* What is required:
If a line in the records below contains the word "value", copy it.

Page layout parsing data:
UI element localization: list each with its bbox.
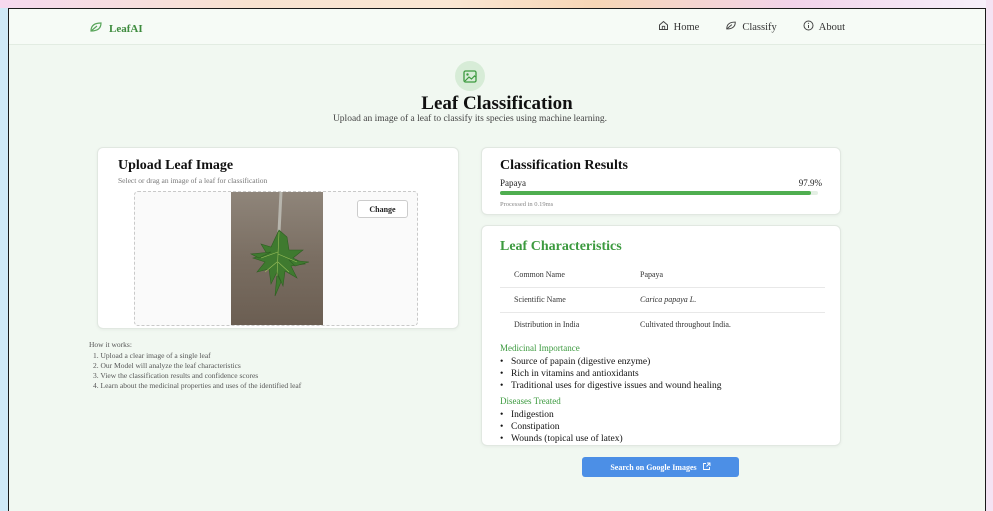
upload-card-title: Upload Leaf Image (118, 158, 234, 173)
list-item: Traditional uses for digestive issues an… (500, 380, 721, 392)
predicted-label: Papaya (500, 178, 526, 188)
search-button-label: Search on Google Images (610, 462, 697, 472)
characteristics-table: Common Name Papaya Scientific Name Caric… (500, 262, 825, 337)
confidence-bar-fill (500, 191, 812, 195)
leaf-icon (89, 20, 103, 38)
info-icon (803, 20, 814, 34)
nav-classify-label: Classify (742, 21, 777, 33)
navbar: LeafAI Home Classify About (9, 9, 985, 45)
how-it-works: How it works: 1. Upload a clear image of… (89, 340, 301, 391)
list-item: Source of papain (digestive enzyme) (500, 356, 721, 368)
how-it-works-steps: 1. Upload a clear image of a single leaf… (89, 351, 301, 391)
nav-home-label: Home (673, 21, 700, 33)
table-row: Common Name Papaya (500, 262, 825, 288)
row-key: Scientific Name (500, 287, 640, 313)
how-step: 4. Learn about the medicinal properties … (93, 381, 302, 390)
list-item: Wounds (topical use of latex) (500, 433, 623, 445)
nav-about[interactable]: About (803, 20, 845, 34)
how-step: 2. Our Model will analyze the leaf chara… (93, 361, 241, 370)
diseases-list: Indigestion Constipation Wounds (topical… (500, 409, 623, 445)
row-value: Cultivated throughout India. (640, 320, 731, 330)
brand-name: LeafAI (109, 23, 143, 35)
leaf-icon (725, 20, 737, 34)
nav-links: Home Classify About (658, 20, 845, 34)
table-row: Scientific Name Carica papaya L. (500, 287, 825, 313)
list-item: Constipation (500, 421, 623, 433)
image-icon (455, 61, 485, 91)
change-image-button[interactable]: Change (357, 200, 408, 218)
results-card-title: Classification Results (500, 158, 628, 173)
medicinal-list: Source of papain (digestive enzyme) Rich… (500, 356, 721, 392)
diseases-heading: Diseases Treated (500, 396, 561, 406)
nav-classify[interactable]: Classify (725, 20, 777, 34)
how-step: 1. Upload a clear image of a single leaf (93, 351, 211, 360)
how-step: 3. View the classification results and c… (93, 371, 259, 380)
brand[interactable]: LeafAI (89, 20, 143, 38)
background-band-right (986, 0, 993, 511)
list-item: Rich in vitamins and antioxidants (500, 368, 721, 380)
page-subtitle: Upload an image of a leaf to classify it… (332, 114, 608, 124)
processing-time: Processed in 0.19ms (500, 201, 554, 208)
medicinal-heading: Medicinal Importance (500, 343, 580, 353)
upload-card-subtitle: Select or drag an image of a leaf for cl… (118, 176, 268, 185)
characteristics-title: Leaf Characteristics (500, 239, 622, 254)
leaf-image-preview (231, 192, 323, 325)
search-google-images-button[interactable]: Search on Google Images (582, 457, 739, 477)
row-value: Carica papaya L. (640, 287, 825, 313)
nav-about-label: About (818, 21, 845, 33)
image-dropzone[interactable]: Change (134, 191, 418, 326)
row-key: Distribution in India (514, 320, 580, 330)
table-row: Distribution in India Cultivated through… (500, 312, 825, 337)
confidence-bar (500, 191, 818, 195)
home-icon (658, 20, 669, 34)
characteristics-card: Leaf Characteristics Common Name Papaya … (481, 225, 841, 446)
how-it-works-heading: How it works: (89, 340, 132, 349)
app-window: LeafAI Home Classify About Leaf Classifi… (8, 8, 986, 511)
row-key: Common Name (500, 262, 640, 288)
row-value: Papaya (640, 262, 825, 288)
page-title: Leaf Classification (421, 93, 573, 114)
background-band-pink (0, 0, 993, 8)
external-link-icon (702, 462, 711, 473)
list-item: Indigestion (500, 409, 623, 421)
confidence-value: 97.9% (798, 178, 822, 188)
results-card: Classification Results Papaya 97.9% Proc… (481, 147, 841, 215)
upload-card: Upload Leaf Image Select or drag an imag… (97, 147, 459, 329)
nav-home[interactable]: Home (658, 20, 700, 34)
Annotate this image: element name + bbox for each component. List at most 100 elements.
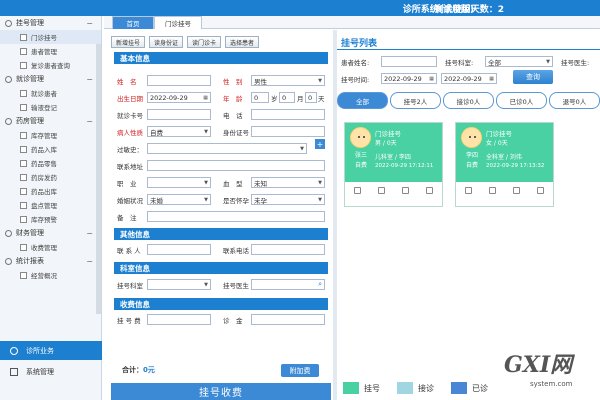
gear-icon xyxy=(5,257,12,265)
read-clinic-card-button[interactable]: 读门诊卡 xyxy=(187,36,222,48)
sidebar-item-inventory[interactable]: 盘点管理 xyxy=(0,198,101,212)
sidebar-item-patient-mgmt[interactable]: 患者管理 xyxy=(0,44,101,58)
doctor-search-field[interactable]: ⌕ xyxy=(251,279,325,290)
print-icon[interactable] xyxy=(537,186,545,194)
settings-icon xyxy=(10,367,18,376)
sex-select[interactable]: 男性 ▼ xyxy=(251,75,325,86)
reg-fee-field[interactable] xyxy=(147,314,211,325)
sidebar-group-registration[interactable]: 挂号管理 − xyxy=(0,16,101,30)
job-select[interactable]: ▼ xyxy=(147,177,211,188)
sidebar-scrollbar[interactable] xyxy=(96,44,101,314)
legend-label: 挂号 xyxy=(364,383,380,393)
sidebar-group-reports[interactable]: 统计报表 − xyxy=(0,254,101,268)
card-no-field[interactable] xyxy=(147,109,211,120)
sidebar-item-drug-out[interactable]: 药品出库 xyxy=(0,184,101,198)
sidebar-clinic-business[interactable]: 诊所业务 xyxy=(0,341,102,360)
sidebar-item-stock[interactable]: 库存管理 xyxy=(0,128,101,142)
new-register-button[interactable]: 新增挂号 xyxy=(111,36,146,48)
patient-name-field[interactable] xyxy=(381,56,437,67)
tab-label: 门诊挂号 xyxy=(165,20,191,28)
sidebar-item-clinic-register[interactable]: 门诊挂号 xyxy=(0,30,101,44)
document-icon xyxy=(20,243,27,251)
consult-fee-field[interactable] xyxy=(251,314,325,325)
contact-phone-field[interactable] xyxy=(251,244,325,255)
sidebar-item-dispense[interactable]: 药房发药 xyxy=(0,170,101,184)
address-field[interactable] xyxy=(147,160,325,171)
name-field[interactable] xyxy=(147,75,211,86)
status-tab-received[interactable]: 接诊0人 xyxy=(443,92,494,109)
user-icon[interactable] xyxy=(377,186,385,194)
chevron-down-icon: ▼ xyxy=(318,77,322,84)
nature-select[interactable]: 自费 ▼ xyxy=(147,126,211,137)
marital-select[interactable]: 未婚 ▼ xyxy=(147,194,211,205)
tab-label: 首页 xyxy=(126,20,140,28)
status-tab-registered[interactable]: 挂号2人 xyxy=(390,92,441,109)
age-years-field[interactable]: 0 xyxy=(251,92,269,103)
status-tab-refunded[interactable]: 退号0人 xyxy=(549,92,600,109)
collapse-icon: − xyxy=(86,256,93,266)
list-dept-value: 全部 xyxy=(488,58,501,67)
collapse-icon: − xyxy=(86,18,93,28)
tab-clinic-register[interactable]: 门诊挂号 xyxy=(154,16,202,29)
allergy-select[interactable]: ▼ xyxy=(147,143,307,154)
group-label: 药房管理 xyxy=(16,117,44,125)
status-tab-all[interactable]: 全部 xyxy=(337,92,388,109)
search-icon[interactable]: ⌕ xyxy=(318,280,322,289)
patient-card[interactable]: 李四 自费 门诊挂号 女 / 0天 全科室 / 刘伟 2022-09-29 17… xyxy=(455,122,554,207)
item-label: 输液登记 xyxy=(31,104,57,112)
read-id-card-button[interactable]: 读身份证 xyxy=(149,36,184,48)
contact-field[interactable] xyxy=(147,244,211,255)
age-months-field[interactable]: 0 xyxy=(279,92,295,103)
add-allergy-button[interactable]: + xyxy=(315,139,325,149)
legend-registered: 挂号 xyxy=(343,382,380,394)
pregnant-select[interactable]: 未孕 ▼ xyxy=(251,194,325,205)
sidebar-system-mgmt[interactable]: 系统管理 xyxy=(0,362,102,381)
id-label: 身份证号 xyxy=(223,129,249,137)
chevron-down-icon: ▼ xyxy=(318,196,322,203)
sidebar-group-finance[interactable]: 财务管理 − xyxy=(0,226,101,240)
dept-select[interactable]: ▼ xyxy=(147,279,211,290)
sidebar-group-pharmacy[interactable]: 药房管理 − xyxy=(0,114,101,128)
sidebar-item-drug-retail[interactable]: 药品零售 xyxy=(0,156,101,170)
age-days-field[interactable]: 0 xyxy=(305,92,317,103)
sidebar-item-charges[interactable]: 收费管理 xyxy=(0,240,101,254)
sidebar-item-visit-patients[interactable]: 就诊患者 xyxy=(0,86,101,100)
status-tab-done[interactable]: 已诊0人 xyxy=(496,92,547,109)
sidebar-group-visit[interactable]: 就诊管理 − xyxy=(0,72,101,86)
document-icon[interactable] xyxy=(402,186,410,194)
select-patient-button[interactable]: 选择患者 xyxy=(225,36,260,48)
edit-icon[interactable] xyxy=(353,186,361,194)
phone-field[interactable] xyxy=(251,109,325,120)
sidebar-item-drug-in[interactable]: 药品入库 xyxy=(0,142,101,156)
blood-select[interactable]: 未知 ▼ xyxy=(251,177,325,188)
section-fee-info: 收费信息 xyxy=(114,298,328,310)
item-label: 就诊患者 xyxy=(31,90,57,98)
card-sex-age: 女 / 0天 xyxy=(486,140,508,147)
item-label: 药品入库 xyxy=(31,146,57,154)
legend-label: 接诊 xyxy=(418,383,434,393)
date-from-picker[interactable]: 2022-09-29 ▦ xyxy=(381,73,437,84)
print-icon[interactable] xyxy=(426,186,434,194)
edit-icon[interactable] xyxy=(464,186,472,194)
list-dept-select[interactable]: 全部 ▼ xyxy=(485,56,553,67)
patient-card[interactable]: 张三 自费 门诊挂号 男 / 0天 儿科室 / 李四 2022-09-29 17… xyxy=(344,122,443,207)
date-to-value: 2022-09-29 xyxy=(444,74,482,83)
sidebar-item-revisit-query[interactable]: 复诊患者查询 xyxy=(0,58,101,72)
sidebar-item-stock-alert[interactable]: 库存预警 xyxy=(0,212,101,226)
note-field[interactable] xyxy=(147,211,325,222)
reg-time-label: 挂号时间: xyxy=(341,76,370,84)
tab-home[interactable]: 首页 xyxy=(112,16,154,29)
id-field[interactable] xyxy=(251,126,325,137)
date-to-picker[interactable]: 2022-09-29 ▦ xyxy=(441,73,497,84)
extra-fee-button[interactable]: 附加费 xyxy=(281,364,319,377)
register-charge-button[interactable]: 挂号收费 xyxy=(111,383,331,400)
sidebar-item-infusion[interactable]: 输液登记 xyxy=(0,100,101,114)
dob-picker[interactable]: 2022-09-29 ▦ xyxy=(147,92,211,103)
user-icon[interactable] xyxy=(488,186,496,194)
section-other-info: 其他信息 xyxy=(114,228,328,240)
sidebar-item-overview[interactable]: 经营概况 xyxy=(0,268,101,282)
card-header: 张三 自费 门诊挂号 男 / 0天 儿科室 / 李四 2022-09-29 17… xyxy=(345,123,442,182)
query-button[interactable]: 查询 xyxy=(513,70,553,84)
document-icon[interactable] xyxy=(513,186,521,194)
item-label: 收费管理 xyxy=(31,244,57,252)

* Reply to the exercise:
row-value: Cultivated throughout India. (640, 320, 731, 330)
row-value: Carica papaya L. (640, 287, 825, 313)
row-value: Papaya (640, 262, 825, 288)
confidence-value: 97.9% (798, 178, 822, 188)
list-dept-value: 全部 xyxy=(488,58,501,67)
date-to-value: 2022-09-29 xyxy=(444,74,482,83)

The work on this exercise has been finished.